_INSTRUCTION_:
Convert the material, from its first line through the line containing "912, 270, 926]", into a Markdown table with the columns Row and Line, numbering each row and skipping any blank lines.

[Rows from a layout dataset]

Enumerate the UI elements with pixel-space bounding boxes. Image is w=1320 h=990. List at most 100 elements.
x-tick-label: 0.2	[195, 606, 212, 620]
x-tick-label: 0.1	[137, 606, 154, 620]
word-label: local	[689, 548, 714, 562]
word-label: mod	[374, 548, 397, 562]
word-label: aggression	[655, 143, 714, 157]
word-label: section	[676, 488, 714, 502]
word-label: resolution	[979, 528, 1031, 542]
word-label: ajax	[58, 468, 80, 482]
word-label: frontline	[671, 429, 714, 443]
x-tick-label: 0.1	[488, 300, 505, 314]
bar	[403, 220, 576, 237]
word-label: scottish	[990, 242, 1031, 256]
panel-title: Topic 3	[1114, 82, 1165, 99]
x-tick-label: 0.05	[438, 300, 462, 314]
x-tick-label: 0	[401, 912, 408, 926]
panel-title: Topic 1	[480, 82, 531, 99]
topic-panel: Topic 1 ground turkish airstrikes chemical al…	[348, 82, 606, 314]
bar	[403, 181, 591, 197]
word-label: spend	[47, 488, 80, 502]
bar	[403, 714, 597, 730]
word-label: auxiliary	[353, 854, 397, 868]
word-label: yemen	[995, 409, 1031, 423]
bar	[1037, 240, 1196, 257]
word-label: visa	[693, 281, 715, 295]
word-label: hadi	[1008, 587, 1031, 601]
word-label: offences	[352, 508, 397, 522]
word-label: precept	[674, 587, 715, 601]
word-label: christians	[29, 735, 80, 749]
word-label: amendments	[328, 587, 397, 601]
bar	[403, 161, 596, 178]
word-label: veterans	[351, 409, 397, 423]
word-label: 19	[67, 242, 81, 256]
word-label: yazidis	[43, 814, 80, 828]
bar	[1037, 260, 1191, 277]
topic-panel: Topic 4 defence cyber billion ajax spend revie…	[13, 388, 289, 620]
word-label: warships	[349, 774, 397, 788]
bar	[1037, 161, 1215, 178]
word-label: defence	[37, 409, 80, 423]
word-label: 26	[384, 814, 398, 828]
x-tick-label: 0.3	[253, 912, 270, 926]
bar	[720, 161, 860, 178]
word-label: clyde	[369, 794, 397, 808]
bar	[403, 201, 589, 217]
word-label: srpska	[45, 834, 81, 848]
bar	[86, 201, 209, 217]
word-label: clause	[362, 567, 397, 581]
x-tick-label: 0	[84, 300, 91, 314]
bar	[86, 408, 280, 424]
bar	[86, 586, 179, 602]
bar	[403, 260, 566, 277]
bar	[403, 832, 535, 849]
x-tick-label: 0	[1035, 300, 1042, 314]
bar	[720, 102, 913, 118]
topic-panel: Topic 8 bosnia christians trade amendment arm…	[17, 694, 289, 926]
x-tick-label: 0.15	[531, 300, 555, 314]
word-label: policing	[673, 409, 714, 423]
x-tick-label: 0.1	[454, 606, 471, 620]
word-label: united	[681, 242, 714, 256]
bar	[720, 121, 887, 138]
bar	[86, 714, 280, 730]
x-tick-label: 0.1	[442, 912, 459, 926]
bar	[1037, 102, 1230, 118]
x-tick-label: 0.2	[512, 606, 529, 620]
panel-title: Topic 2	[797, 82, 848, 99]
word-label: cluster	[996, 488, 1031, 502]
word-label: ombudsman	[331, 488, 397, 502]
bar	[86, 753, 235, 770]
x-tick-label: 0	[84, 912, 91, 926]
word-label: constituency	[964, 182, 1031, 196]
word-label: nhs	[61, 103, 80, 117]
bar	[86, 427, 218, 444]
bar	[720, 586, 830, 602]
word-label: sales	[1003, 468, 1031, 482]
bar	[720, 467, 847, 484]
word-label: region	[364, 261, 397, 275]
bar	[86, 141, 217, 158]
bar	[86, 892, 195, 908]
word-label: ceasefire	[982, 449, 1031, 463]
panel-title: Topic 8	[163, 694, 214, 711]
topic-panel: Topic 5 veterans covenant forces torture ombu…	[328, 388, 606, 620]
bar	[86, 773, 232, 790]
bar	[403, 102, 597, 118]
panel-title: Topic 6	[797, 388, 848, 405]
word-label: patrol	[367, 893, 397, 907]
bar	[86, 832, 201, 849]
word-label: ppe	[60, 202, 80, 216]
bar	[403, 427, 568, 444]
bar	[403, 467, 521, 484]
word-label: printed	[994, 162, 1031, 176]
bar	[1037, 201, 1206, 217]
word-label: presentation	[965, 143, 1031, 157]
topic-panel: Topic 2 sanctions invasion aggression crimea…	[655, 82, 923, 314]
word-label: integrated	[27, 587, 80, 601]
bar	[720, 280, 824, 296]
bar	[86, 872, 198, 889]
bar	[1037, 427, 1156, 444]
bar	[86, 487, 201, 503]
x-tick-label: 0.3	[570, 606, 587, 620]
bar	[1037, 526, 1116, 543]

_FULL SOLUTION_:
| Row | Line |
|---|---|
| 1 | Enumerate the UI elements with pixel-space bounding boxes. Image is w=1320 h=990. List at most 100 elements. |
| 2 | x-tick-label: 0.2	[195, 606, 212, 620] |
| 3 | x-tick-label: 0.1	[137, 606, 154, 620] |
| 4 | word-label: local	[689, 548, 714, 562] |
| 5 | word-label: mod	[374, 548, 397, 562] |
| 6 | word-label: aggression	[655, 143, 714, 157] |
| 7 | word-label: section	[676, 488, 714, 502] |
| 8 | word-label: resolution	[979, 528, 1031, 542] |
| 9 | word-label: ajax	[58, 468, 80, 482] |
| 10 | word-label: frontline	[671, 429, 714, 443] |
| 11 | x-tick-label: 0.1	[488, 300, 505, 314] |
| 12 | bar	[403, 220, 576, 237] |
| 13 | word-label: scottish	[990, 242, 1031, 256] |
| 14 | panel-title: Topic 3	[1114, 82, 1165, 99] |
| 15 | x-tick-label: 0.05	[438, 300, 462, 314] |
| 16 | x-tick-label: 0	[401, 912, 408, 926] |
| 17 | panel-title: Topic 1	[480, 82, 531, 99] |
| 18 | topic-panel: Topic 1 ground turkish airstrikes chemical al…	[348, 82, 606, 314] |
| 19 | bar	[403, 181, 591, 197] |
| 20 | word-label: spend	[47, 488, 80, 502] |
| 21 | bar	[403, 714, 597, 730] |
| 22 | word-label: auxiliary	[353, 854, 397, 868] |
| 23 | word-label: yemen	[995, 409, 1031, 423] |
| 24 | bar	[1037, 240, 1196, 257] |
| 25 | word-label: visa	[693, 281, 715, 295] |
| 26 | word-label: hadi	[1008, 587, 1031, 601] |
| 27 | word-label: offences	[352, 508, 397, 522] |
| 28 | word-label: precept	[674, 587, 715, 601] |
| 29 | word-label: christians	[29, 735, 80, 749] |
| 30 | word-label: amendments	[328, 587, 397, 601] |
| 31 | bar	[403, 161, 596, 178] |
| 32 | word-label: veterans	[351, 409, 397, 423] |
| 33 | word-label: 19	[67, 242, 81, 256] |
| 34 | word-label: yazidis	[43, 814, 80, 828] |
| 35 | bar	[1037, 260, 1191, 277] |
| 36 | topic-panel: Topic 4 defence cyber billion ajax spend revie…	[13, 388, 289, 620] |
| 37 | word-label: warships	[349, 774, 397, 788] |
| 38 | bar	[1037, 161, 1215, 178] |
| 39 | word-label: defence	[37, 409, 80, 423] |
| 40 | word-label: 26	[384, 814, 398, 828] |
| 41 | x-tick-label: 0.3	[253, 912, 270, 926] |